● **EXERCISE PROMPT**
Rewrite these rows, replacing "Laptop gear" with "Laptop equipment" and leaving everything else unchanged.

● **RECORDS FOR THE TASK**

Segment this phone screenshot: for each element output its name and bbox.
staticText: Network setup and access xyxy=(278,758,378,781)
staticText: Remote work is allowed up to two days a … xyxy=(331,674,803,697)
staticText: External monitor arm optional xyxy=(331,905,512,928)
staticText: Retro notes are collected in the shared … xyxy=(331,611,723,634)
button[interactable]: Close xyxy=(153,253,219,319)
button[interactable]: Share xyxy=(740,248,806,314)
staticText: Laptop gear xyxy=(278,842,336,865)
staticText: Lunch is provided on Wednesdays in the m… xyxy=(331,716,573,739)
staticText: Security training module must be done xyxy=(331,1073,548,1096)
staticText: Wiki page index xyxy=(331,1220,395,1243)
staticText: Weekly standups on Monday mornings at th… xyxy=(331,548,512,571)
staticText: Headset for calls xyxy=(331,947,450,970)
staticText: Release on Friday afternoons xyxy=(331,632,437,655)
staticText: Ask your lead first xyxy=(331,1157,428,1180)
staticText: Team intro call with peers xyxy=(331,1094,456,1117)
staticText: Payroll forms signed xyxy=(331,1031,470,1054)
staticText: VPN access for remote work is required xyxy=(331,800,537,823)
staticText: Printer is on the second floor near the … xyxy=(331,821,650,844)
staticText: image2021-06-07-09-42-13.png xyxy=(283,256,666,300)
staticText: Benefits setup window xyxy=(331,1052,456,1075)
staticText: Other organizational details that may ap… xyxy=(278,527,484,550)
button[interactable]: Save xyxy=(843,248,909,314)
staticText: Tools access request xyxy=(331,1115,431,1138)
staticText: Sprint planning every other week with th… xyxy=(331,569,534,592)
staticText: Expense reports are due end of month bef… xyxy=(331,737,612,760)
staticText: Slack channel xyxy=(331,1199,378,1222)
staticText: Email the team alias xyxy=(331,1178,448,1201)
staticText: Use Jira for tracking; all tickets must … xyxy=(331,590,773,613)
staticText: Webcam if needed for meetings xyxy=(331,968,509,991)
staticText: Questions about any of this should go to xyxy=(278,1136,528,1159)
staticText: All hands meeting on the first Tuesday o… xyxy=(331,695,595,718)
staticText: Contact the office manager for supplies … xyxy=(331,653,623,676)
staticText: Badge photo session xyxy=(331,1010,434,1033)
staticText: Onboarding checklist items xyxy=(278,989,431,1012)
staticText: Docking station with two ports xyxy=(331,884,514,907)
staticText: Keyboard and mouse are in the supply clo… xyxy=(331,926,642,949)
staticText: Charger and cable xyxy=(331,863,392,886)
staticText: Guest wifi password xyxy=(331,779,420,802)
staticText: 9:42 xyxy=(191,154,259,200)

● **TASK ANSWER**
Segment this phone screenshot: for each element output its name and bbox.
staticText: Network setup and access xyxy=(278,758,378,781)
staticText: Remote work is allowed up to two days a … xyxy=(331,674,803,697)
staticText: External monitor arm optional xyxy=(331,905,512,928)
staticText: Retro notes are collected in the shared … xyxy=(331,611,723,634)
button[interactable]: Close xyxy=(153,253,219,319)
button[interactable]: Share xyxy=(740,248,806,314)
staticText: Laptop equipment xyxy=(278,842,336,865)
staticText: Lunch is provided on Wednesdays in the m… xyxy=(331,716,573,739)
staticText: Security training module must be done xyxy=(331,1073,548,1096)
staticText: Wiki page index xyxy=(331,1220,395,1243)
staticText: Weekly standups on Monday mornings at th… xyxy=(331,548,512,571)
staticText: Headset for calls xyxy=(331,947,450,970)
staticText: Release on Friday afternoons xyxy=(331,632,437,655)
staticText: Ask your lead first xyxy=(331,1157,428,1180)
staticText: Team intro call with peers xyxy=(331,1094,456,1117)
staticText: Payroll forms signed xyxy=(331,1031,470,1054)
staticText: VPN access for remote work is required xyxy=(331,800,537,823)
staticText: Printer is on the second floor near the … xyxy=(331,821,650,844)
staticText: image2021-06-07-09-42-13.png xyxy=(283,256,666,300)
staticText: Benefits setup window xyxy=(331,1052,456,1075)
staticText: Other organizational details that may ap… xyxy=(278,527,484,550)
button[interactable]: Save xyxy=(843,248,909,314)
staticText: Tools access request xyxy=(331,1115,431,1138)
staticText: Sprint planning every other week with th… xyxy=(331,569,534,592)
staticText: Expense reports are due end of month bef… xyxy=(331,737,612,760)
staticText: Slack channel xyxy=(331,1199,378,1222)
staticText: Email the team alias xyxy=(331,1178,448,1201)
staticText: Use Jira for tracking; all tickets must … xyxy=(331,590,773,613)
staticText: Webcam if needed for meetings xyxy=(331,968,509,991)
staticText: Questions about any of this should go to xyxy=(278,1136,528,1159)
staticText: All hands meeting on the first Tuesday o… xyxy=(331,695,595,718)
staticText: Contact the office manager for supplies … xyxy=(331,653,623,676)
staticText: Badge photo session xyxy=(331,1010,434,1033)
staticText: Onboarding checklist items xyxy=(278,989,431,1012)
staticText: Docking station with two ports xyxy=(331,884,514,907)
staticText: Keyboard and mouse are in the supply clo… xyxy=(331,926,642,949)
staticText: Charger and cable xyxy=(331,863,392,886)
staticText: Guest wifi password xyxy=(331,779,420,802)
staticText: 9:42 xyxy=(191,154,259,200)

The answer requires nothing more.